Given instruction. From the listing below, pick out each line with the word "label".

Data listing
───

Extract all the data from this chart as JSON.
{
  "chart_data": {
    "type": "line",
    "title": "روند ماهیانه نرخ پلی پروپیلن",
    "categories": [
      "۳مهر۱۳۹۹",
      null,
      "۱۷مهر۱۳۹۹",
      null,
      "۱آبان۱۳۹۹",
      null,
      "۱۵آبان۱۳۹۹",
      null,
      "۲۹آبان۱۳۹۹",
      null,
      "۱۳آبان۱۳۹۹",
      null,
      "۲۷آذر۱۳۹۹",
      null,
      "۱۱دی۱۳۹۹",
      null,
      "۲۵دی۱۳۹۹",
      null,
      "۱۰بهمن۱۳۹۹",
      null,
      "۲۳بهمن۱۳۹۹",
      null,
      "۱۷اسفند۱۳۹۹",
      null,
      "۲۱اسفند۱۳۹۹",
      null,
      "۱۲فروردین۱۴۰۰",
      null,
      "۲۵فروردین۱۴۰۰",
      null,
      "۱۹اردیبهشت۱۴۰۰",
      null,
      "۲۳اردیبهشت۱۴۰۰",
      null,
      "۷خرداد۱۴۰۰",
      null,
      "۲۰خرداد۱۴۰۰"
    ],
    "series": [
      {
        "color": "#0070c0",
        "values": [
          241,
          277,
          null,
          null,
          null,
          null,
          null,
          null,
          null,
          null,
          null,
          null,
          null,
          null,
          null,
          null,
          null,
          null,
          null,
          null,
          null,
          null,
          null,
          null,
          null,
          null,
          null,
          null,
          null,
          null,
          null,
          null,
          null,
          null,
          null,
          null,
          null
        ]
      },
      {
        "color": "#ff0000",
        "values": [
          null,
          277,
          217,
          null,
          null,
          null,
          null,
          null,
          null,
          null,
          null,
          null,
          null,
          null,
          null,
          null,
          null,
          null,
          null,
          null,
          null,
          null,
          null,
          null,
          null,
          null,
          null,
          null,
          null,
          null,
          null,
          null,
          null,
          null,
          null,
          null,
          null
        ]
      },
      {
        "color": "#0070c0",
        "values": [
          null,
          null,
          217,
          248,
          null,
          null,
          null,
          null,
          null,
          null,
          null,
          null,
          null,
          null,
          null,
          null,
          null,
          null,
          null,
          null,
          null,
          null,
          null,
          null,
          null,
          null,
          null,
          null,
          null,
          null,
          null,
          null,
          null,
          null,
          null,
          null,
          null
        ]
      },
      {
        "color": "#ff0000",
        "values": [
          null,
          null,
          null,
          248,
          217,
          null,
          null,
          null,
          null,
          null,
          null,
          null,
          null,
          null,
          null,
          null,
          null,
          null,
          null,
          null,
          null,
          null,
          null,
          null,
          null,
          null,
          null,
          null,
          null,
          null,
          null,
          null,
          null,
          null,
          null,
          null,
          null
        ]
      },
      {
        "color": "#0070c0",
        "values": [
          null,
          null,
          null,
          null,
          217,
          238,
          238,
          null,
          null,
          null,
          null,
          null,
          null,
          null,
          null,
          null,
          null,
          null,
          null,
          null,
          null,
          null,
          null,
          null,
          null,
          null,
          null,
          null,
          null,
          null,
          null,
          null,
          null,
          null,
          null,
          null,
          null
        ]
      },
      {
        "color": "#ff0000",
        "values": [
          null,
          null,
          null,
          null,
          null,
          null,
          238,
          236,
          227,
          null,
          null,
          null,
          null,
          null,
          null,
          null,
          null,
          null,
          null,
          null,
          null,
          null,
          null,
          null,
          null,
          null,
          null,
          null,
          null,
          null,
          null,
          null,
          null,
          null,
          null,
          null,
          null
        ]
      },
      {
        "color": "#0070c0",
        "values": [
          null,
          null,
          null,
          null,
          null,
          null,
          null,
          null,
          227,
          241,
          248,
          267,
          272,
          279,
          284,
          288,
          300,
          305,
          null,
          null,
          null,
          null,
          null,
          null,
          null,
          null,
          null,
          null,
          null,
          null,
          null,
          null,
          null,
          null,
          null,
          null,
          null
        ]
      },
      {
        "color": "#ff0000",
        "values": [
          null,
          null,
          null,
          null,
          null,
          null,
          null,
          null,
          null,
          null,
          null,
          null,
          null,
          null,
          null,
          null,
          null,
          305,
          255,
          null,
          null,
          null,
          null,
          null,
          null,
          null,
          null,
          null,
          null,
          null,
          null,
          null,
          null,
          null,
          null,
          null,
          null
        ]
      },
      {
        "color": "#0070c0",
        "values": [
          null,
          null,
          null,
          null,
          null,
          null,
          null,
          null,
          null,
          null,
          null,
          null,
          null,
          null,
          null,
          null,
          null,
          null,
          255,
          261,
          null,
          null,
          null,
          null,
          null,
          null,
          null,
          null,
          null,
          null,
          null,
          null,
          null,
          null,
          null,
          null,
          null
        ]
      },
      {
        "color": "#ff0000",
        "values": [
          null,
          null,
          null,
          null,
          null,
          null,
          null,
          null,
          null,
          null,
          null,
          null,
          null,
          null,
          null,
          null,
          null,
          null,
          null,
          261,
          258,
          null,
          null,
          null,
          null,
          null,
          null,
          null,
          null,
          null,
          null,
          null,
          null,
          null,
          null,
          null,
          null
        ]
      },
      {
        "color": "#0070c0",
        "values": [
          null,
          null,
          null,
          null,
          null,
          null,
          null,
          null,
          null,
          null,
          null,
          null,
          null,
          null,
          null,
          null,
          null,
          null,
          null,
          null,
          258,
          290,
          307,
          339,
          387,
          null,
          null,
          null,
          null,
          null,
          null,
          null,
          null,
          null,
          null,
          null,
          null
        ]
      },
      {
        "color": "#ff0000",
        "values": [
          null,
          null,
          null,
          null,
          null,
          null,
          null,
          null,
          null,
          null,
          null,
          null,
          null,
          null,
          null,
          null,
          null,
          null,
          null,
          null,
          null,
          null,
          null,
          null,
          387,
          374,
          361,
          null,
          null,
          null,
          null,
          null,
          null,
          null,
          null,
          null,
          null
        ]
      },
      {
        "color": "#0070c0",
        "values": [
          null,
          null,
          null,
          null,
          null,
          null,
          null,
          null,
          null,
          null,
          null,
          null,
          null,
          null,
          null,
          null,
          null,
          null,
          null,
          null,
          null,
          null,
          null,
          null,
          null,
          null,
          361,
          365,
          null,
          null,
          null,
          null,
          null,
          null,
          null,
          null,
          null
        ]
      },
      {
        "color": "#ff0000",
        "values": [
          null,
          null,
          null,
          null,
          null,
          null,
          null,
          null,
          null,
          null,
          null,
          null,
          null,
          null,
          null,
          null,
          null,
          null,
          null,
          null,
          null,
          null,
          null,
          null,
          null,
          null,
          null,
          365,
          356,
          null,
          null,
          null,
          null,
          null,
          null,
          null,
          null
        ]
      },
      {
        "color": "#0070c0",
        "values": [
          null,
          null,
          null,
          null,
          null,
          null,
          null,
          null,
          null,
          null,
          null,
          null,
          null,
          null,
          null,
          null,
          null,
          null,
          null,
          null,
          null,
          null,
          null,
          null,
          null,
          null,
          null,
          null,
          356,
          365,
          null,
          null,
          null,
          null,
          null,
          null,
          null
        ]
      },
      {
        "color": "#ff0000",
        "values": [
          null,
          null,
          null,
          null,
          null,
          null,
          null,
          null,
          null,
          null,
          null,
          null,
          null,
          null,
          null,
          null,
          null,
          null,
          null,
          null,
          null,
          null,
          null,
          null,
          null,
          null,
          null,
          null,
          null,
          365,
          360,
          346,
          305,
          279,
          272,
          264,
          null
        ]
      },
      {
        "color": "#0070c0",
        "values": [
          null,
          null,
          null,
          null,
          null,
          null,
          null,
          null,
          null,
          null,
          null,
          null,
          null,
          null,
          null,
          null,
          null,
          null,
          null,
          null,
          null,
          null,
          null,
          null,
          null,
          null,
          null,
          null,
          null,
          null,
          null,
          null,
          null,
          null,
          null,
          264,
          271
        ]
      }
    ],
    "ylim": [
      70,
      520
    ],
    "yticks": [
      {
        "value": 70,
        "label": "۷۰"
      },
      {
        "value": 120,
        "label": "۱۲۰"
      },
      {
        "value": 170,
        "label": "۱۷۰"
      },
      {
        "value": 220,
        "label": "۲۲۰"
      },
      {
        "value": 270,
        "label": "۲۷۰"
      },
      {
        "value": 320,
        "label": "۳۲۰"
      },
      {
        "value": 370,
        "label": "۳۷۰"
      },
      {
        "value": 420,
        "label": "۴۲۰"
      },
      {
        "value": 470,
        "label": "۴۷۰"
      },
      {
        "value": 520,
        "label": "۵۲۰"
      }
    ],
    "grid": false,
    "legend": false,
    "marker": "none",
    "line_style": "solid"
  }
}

───

Task result.
        "label": "۷۰"
        "label": "۱۲۰"
        "label": "۱۷۰"
        "label": "۲۲۰"
        "label": "۲۷۰"
        "label": "۳۲۰"
        "label": "۳۷۰"
        "label": "۴۲۰"
        "label": "۴۷۰"
        "label": "۵۲۰"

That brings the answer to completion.